▸ **Required task**
Pictures in the records should not be copied, but every other part must be repeated exactly.

* START *

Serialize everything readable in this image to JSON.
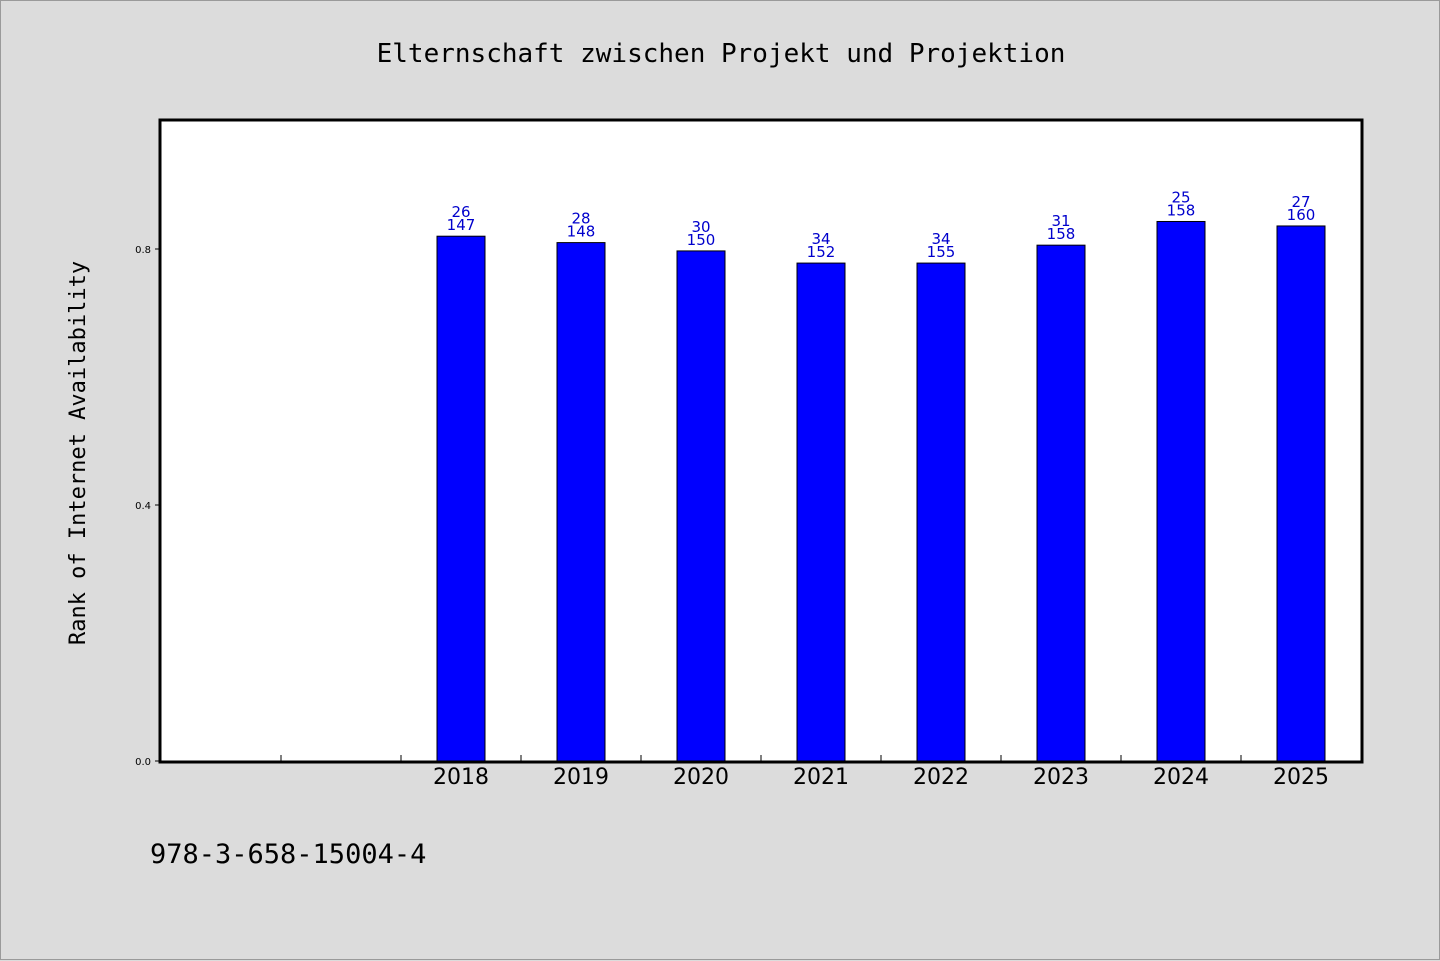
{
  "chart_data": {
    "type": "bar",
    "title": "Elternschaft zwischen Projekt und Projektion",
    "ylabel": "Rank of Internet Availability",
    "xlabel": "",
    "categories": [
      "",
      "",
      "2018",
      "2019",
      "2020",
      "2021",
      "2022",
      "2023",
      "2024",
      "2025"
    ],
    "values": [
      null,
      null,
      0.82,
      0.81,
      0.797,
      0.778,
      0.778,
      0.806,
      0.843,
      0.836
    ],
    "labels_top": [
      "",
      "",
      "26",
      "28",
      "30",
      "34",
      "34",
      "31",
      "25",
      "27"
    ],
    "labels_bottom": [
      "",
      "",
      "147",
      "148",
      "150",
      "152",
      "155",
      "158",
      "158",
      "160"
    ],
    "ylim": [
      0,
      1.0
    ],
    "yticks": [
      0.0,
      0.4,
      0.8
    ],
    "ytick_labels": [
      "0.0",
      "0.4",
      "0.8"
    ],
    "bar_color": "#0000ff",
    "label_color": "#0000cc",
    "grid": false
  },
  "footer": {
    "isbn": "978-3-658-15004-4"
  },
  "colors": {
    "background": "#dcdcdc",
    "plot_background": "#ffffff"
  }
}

* END *

▸ **Solution to the exercise**
Serialize everything readable in this image to JSON.
{
  "chart_data": {
    "type": "bar",
    "title": "Elternschaft zwischen Projekt und Projektion",
    "ylabel": "Rank of Internet Availability",
    "xlabel": "",
    "categories": [
      "",
      "",
      "2018",
      "2019",
      "2020",
      "2021",
      "2022",
      "2023",
      "2024",
      "2025"
    ],
    "values": [
      null,
      null,
      0.82,
      0.81,
      0.797,
      0.778,
      0.778,
      0.806,
      0.843,
      0.836
    ],
    "labels_top": [
      "",
      "",
      "26",
      "28",
      "30",
      "34",
      "34",
      "31",
      "25",
      "27"
    ],
    "labels_bottom": [
      "",
      "",
      "147",
      "148",
      "150",
      "152",
      "155",
      "158",
      "158",
      "160"
    ],
    "ylim": [
      0,
      1.0
    ],
    "yticks": [
      0.0,
      0.4,
      0.8
    ],
    "ytick_labels": [
      "0.0",
      "0.4",
      "0.8"
    ],
    "bar_color": "#0000ff",
    "label_color": "#0000cc",
    "grid": false
  },
  "footer": {
    "isbn": "978-3-658-15004-4"
  },
  "colors": {
    "background": "#dcdcdc",
    "plot_background": "#ffffff"
  }
}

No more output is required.